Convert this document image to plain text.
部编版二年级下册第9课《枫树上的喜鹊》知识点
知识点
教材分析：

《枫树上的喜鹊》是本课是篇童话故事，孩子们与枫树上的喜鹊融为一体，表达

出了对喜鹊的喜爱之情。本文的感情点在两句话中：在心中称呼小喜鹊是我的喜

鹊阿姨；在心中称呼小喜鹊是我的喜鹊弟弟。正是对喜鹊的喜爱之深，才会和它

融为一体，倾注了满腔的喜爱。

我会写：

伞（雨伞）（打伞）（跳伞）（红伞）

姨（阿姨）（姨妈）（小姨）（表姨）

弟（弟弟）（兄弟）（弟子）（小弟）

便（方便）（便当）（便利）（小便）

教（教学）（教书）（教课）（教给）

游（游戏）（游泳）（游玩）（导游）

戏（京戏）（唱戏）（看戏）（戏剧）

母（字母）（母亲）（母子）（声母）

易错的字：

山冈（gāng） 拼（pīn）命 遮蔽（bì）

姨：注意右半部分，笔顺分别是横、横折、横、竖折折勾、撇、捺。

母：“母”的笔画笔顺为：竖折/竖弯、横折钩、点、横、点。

-=-=-

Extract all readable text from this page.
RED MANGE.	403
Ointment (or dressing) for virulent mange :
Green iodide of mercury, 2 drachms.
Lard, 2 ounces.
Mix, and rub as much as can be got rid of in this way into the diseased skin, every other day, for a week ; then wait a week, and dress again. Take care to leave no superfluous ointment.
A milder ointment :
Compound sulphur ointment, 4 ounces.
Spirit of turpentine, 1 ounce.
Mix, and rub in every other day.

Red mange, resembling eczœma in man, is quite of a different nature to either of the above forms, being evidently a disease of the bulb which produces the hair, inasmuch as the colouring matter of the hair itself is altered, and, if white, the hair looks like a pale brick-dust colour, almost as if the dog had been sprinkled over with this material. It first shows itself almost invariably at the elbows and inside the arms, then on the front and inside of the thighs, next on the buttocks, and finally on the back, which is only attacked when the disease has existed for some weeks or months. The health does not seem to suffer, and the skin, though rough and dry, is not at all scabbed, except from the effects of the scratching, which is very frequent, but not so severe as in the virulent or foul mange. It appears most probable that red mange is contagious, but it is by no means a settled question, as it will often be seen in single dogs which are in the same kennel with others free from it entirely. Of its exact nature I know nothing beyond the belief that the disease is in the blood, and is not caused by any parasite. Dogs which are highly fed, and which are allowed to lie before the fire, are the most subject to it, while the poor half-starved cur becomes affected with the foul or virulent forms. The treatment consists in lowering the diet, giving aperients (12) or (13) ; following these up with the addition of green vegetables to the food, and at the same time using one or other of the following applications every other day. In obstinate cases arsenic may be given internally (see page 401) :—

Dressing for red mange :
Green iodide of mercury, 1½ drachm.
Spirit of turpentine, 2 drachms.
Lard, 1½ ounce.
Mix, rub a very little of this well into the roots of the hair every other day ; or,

-=-=-

• Exercise
Collect every line from the records above that contains the word "into".

• Expected answer
Mix, and rub as much as can be got rid of in this way into the diseased skin, every other day, for a week ; then wait a week, and dress again. Take care to leave no superfluous ointment.
Mix, rub a very little of this well into the roots of the hair every other day ; or,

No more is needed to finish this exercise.